## SUPPLIED PASSAGE
·····
Unapologetically #Awesome: Our Global Village

#TalkNerdyToMeLover's @RisheGee

 

What a FABULOUS, AMAZING, AWESOME, insert superlative here, day!

Lucky I signed Jen’s permission slip way back in the day because this is it, children, New York is going to be pretty fabulouskies within the near future.

In a town populated with thousands, there are many who wander the island, alone. It’s a known fact that everyone runs to New York City to be alone, among the myriads. It’s a rare phenomenon, unique to this city that I now call home, and I’ve been a casualty of it myself in recent weeks. Meeting people constantly but wondering which of them I can actually call on to hang out when the going gets tough. Forging closer relationships with family and finding myself missing that casual social camaraderie that was always at my fingertips back home, and during the European adventure.

Today wasn’t supposed to be a big day, but I had some plans I anticipating a fair bit. I was meeting up with J, a brand ambassador and guerrilla marketer I’d met while we worked together at the US Open tennis; and then to perhaps head to my friend P’s cocktail party in midtown in celebration of the Jewish festival of Sukkot.

Turns out in a city full of strangers, New York has it’s own way of springing surprises on you…

J and I caught up for coffee near the Columbia University area. I have no friends at Columbia – or so I thought. I had clearly forgotten my friend A, a fellow Aussie spending a few months here doing some study with a bit of volunteering on the side. He had mentioned his work at the Jewish centre at Columbia, but that didn’t stop me from being shocked out of my mind when J and I casually bumped into him cycling a Sukkah on wheels around the Columbia campus this afternoon!

We hung out, we chilled, and then it was time for J to go. No worries, I had a drinks date with my other ex-pat Aussie, D, an Upper West Side native and former classmate. We had drinks with D’s friend, also known as the lovely lady who donated her gorgeous Ikea furniture to me the other day, and I embarked on the trainride downtown to head to P’s cocktail party.
·····
## PROVIDED INFORMATION
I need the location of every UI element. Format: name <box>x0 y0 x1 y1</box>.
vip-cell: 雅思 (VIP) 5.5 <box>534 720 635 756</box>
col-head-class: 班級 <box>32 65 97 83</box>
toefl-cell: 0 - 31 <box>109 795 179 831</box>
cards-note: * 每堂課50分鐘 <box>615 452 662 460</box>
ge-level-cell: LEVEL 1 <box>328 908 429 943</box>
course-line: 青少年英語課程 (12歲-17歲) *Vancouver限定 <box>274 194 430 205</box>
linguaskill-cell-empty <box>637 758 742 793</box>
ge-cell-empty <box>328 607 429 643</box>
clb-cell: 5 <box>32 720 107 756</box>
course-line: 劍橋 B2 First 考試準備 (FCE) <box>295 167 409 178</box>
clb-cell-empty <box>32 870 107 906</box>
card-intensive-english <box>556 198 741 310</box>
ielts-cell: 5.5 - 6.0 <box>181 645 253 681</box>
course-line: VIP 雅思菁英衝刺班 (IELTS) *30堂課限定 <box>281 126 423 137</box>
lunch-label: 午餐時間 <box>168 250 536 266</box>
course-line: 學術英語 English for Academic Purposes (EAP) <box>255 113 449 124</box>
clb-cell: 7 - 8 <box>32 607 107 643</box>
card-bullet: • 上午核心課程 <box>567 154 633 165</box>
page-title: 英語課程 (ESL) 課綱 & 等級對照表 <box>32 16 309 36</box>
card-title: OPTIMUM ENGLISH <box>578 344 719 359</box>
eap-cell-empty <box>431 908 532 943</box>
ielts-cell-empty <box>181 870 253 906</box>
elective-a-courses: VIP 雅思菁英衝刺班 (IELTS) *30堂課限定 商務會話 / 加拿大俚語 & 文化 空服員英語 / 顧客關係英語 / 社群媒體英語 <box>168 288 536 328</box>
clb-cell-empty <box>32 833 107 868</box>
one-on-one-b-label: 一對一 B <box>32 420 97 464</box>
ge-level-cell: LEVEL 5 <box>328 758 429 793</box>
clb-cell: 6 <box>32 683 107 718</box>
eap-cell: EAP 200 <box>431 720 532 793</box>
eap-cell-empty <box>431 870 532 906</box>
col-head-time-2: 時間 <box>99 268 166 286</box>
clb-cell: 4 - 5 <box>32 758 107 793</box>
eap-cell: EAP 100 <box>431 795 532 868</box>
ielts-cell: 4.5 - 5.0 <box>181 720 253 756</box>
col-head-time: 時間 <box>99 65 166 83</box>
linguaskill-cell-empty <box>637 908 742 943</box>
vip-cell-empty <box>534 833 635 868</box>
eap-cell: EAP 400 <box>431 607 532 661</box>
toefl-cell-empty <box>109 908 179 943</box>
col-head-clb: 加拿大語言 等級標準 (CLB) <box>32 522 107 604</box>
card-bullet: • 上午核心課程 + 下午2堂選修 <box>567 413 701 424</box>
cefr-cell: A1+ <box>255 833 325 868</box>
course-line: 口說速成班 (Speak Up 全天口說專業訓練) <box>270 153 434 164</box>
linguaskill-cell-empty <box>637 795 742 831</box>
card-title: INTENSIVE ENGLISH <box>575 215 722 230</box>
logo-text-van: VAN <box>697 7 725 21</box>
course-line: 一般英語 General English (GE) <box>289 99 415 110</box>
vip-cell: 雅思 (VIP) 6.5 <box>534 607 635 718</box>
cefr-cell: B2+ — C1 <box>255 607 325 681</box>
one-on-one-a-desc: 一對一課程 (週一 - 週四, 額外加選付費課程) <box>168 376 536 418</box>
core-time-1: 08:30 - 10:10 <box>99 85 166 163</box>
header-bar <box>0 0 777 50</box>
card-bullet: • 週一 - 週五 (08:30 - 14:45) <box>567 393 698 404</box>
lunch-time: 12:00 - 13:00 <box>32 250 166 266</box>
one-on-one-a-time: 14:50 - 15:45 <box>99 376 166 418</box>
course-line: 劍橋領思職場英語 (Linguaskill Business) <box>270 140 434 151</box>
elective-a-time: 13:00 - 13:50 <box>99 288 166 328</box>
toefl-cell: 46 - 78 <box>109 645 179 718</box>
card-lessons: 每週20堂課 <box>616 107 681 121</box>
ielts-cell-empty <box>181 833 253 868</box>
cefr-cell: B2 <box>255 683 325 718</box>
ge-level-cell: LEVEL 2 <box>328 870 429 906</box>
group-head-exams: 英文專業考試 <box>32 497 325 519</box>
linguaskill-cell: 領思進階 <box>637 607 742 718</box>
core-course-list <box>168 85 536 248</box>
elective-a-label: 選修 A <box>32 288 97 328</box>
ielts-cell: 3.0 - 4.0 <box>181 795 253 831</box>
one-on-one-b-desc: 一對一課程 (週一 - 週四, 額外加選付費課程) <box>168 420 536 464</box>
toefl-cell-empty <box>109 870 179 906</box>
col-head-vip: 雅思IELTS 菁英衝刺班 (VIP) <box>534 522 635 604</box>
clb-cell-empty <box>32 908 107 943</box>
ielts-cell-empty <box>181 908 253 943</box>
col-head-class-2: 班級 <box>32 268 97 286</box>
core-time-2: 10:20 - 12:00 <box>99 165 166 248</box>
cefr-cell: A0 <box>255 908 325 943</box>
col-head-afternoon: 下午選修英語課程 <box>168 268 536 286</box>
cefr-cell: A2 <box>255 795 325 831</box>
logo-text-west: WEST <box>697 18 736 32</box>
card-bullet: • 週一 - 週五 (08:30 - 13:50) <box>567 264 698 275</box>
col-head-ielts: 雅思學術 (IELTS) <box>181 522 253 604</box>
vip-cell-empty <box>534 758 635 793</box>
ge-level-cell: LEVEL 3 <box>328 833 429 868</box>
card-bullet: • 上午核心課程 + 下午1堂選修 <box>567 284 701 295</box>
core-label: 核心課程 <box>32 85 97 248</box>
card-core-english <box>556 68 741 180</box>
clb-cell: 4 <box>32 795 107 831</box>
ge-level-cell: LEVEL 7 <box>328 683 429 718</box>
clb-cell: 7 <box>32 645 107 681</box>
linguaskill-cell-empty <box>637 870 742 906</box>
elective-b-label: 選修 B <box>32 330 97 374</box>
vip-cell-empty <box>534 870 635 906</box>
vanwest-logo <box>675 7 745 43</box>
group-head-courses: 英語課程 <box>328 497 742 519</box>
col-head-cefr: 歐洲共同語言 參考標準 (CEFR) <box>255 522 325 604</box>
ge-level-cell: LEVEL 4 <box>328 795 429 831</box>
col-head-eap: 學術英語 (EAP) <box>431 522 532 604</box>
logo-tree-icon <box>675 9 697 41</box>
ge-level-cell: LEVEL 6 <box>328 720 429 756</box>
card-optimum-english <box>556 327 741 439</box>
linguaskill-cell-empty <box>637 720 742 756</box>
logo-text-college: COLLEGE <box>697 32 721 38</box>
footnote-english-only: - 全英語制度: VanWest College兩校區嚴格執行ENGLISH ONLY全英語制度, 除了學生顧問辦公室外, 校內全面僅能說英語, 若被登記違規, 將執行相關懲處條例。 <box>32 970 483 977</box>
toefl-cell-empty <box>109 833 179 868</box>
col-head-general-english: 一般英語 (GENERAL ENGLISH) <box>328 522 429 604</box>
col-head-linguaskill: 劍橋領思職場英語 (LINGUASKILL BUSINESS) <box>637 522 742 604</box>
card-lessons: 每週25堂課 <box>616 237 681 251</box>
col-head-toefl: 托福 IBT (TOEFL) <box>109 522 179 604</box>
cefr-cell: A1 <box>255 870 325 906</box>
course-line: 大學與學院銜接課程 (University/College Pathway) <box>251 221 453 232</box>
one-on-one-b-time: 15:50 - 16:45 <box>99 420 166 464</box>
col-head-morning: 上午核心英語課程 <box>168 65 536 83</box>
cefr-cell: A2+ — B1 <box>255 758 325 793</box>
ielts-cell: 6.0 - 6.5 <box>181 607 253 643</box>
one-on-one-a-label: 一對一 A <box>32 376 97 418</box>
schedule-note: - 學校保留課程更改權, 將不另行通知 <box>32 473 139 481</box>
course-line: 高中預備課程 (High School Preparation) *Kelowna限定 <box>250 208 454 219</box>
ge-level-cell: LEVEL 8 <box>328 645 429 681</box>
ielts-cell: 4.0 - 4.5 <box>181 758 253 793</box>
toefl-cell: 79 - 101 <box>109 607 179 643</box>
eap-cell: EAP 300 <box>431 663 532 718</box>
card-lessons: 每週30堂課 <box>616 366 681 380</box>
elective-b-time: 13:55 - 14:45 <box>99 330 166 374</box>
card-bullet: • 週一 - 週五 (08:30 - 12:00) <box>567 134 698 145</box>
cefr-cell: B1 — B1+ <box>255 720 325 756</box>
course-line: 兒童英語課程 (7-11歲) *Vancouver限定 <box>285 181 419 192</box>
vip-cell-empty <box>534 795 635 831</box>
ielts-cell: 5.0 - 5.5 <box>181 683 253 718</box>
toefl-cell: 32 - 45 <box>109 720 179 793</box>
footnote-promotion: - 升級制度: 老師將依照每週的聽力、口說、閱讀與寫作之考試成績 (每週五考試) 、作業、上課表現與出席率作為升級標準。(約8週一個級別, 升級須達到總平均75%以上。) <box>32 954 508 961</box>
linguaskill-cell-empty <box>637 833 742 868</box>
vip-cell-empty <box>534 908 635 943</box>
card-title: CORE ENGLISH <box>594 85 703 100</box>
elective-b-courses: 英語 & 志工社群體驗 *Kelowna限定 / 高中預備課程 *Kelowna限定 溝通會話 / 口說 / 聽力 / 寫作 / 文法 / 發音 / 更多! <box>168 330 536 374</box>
·····
## TASK BRIEF
Pick up the New York blog post after its last sentence and continue the account of that day. The records come from a different source than the text.

## ANSWER FOR THIS EXERCISE
Not so fast, little lady – says the universe. Because as I head down into the subway, I bump into the gorgeous R, a lady I have known for several years who once spent some pre-college time studying in Australia and I have since encountered here and there on most of my trips to New York City. Oh, the Jewish universe. So tiny and so bloody beautiful.

It’s not over yet, though. P’s party downtown is gorgeous – twinkling lights under the stars in Bryant Park, and I’m trying to switch on the Ms Fabulous within me by talking to strangers the way I do. All of a sudden out of the corner of my eye, a guy approaches.

Hell to the you have got to be kidding no.

It is none other than Mr J, a New Yorker I had encountered precisely one month ago, in a YOUTH HOSTEL IN SWITZERLAND. Mr J was attending an event put on by P’s organisation for the first time ever – and I just happened to be there.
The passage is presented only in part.